Extracted data entries:
[BEGIN]
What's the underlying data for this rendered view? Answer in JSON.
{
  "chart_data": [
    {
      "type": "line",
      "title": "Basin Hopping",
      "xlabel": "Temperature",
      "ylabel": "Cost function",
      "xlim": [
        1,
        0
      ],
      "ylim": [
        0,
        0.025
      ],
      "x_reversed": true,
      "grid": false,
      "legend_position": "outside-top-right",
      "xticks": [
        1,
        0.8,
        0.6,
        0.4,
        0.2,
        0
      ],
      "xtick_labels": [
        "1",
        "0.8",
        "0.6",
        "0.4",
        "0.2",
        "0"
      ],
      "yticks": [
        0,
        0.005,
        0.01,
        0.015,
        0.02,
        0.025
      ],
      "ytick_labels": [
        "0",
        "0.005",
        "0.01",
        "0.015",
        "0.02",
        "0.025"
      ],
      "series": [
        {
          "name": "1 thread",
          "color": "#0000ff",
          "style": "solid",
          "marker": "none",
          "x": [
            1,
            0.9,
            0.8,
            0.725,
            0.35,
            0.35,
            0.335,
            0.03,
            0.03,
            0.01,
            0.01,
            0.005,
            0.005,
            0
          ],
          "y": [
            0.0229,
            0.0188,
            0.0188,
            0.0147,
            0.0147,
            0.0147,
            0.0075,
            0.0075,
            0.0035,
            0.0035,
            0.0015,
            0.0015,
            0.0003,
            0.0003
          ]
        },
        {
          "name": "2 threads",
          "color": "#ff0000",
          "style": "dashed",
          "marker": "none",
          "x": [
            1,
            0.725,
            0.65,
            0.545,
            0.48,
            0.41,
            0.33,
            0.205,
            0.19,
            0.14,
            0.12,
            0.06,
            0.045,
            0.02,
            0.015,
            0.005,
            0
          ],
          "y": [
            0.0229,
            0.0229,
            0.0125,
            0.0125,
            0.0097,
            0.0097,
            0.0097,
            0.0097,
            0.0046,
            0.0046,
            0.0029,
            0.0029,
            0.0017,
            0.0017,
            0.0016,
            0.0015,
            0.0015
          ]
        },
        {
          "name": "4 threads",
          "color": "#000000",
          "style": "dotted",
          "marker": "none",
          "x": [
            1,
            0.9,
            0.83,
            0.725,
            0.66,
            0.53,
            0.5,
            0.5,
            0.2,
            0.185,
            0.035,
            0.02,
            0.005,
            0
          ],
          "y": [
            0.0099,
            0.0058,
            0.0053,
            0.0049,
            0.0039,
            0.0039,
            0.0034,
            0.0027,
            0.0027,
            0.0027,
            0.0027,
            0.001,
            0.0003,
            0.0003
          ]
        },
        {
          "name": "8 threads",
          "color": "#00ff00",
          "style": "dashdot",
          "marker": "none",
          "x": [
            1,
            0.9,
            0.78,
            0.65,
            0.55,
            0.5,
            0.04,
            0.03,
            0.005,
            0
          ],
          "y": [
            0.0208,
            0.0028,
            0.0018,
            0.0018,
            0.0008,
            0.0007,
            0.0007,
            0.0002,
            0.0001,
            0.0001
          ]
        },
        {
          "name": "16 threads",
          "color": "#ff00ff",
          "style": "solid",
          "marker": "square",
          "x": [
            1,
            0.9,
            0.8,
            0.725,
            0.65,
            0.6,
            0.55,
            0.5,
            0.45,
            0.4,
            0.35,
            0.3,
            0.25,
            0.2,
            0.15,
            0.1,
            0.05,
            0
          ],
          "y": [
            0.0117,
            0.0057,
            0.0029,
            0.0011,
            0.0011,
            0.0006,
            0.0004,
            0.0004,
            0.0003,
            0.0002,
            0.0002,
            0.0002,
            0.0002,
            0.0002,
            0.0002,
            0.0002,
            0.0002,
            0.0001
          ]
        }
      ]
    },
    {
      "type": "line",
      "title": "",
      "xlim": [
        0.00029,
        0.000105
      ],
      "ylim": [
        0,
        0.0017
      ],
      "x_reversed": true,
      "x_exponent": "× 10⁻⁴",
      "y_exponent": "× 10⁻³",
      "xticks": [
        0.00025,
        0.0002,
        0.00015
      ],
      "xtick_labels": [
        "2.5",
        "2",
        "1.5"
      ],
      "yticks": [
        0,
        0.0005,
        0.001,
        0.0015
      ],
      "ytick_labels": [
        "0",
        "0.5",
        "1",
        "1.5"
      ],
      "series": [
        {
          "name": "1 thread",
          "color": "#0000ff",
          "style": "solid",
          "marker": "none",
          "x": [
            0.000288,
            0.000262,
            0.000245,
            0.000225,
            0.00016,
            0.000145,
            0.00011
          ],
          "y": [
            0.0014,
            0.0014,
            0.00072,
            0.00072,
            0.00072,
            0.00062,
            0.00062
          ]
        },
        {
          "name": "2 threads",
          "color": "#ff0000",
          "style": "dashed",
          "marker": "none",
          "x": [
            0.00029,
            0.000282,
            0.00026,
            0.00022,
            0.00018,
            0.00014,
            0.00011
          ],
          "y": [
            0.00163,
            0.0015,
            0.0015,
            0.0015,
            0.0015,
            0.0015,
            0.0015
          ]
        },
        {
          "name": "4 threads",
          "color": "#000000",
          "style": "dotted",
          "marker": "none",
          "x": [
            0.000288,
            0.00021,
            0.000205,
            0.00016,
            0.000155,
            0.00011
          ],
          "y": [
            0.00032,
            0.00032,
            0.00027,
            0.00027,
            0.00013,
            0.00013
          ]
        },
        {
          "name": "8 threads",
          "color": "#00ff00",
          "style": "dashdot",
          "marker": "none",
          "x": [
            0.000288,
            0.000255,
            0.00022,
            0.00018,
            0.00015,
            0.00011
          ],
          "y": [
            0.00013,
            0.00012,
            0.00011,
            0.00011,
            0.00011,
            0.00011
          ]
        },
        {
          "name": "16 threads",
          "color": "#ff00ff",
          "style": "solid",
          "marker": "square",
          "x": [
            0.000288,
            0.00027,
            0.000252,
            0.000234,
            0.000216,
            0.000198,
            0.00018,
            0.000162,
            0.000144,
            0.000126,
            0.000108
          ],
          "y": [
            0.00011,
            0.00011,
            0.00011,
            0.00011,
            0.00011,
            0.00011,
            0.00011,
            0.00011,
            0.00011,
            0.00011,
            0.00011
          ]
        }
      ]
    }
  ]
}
[END]
GIVEN EXERCISE: Exactly reproduce every record.

RESPONSE TO THIS EXERCISE:
What's the underlying data for this rendered view? Answer in JSON.
{
  "chart_data": [
    {
      "type": "line",
      "title": "Basin Hopping",
      "xlabel": "Temperature",
      "ylabel": "Cost function",
      "xlim": [
        1,
        0
      ],
      "ylim": [
        0,
        0.025
      ],
      "x_reversed": true,
      "grid": false,
      "legend_position": "outside-top-right",
      "xticks": [
        1,
        0.8,
        0.6,
        0.4,
        0.2,
        0
      ],
      "xtick_labels": [
        "1",
        "0.8",
        "0.6",
        "0.4",
        "0.2",
        "0"
      ],
      "yticks": [
        0,
        0.005,
        0.01,
        0.015,
        0.02,
        0.025
      ],
      "ytick_labels": [
        "0",
        "0.005",
        "0.01",
        "0.015",
        "0.02",
        "0.025"
      ],
      "series": [
        {
          "name": "1 thread",
          "color": "#0000ff",
          "style": "solid",
          "marker": "none",
          "x": [
            1,
            0.9,
            0.8,
            0.725,
            0.35,
            0.35,
            0.335,
            0.03,
            0.03,
            0.01,
            0.01,
            0.005,
            0.005,
            0
          ],
          "y": [
            0.0229,
            0.0188,
            0.0188,
            0.0147,
            0.0147,
            0.0147,
            0.0075,
            0.0075,
            0.0035,
            0.0035,
            0.0015,
            0.0015,
            0.0003,
            0.0003
          ]
        },
        {
          "name": "2 threads",
          "color": "#ff0000",
          "style": "dashed",
          "marker": "none",
          "x": [
            1,
            0.725,
            0.65,
            0.545,
            0.48,
            0.41,
            0.33,
            0.205,
            0.19,
            0.14,
            0.12,
            0.06,
            0.045,
            0.02,
            0.015,
            0.005,
            0
          ],
          "y": [
            0.0229,
            0.0229,
            0.0125,
            0.0125,
            0.0097,
            0.0097,
            0.0097,
            0.0097,
            0.0046,
            0.0046,
            0.0029,
            0.0029,
            0.0017,
            0.0017,
            0.0016,
            0.0015,
            0.0015
          ]
        },
        {
          "name": "4 threads",
          "color": "#000000",
          "style": "dotted",
          "marker": "none",
          "x": [
            1,
            0.9,
            0.83,
            0.725,
            0.66,
            0.53,
            0.5,
            0.5,
            0.2,
            0.185,
            0.035,
            0.02,
            0.005,
            0
          ],
          "y": [
            0.0099,
            0.0058,
            0.0053,
            0.0049,
            0.0039,
            0.0039,
            0.0034,
            0.0027,
            0.0027,
            0.0027,
            0.0027,
            0.001,
            0.0003,
            0.0003
          ]
        },
        {
          "name": "8 threads",
          "color": "#00ff00",
          "style": "dashdot",
          "marker": "none",
          "x": [
            1,
            0.9,
            0.78,
            0.65,
            0.55,
            0.5,
            0.04,
            0.03,
            0.005,
            0
          ],
          "y": [
            0.0208,
            0.0028,
            0.0018,
            0.0018,
            0.0008,
            0.0007,
            0.0007,
            0.0002,
            0.0001,
            0.0001
          ]
        },
        {
          "name": "16 threads",
          "color": "#ff00ff",
          "style": "solid",
          "marker": "square",
          "x": [
            1,
            0.9,
            0.8,
            0.725,
            0.65,
            0.6,
            0.55,
            0.5,
            0.45,
            0.4,
            0.35,
            0.3,
            0.25,
            0.2,
            0.15,
            0.1,
            0.05,
            0
          ],
          "y": [
            0.0117,
            0.0057,
            0.0029,
            0.0011,
            0.0011,
            0.0006,
            0.0004,
            0.0004,
            0.0003,
            0.0002,
            0.0002,
            0.0002,
            0.0002,
            0.0002,
            0.0002,
            0.0002,
            0.0002,
            0.0001
          ]
        }
      ]
    },
    {
      "type": "line",
      "title": "",
      "xlim": [
        0.00029,
        0.000105
      ],
      "ylim": [
        0,
        0.0017
      ],
      "x_reversed": true,
      "x_exponent": "× 10⁻⁴",
      "y_exponent": "× 10⁻³",
      "xticks": [
        0.00025,
        0.0002,
        0.00015
      ],
      "xtick_labels": [
        "2.5",
        "2",
        "1.5"
      ],
      "yticks": [
        0,
        0.0005,
        0.001,
        0.0015
      ],
      "ytick_labels": [
        "0",
        "0.5",
        "1",
        "1.5"
      ],
      "series": [
        {
          "name": "1 thread",
          "color": "#0000ff",
          "style": "solid",
          "marker": "none",
          "x": [
            0.000288,
            0.000262,
            0.000245,
            0.000225,
            0.00016,
            0.000145,
            0.00011
          ],
          "y": [
            0.0014,
            0.0014,
            0.00072,
            0.00072,
            0.00072,
            0.00062,
            0.00062
          ]
        },
        {
          "name": "2 threads",
          "color": "#ff0000",
          "style": "dashed",
          "marker": "none",
          "x": [
            0.00029,
            0.000282,
            0.00026,
            0.00022,
            0.00018,
            0.00014,
            0.00011
          ],
          "y": [
            0.00163,
            0.0015,
            0.0015,
            0.0015,
            0.0015,
            0.0015,
            0.0015
          ]
        },
        {
          "name": "4 threads",
          "color": "#000000",
          "style": "dotted",
          "marker": "none",
          "x": [
            0.000288,
            0.00021,
            0.000205,
            0.00016,
            0.000155,
            0.00011
          ],
          "y": [
            0.00032,
            0.00032,
            0.00027,
            0.00027,
            0.00013,
            0.00013
          ]
        },
        {
          "name": "8 threads",
          "color": "#00ff00",
          "style": "dashdot",
          "marker": "none",
          "x": [
            0.000288,
            0.000255,
            0.00022,
            0.00018,
            0.00015,
            0.00011
          ],
          "y": [
            0.00013,
            0.00012,
            0.00011,
            0.00011,
            0.00011,
            0.00011
          ]
        },
        {
          "name": "16 threads",
          "color": "#ff00ff",
          "style": "solid",
          "marker": "square",
          "x": [
            0.000288,
            0.00027,
            0.000252,
            0.000234,
            0.000216,
            0.000198,
            0.00018,
            0.000162,
            0.000144,
            0.000126,
            0.000108
          ],
          "y": [
            0.00011,
            0.00011,
            0.00011,
            0.00011,
            0.00011,
            0.00011,
            0.00011,
            0.00011,
            0.00011,
            0.00011,
            0.00011
          ]
        }
      ]
    }
  ]
}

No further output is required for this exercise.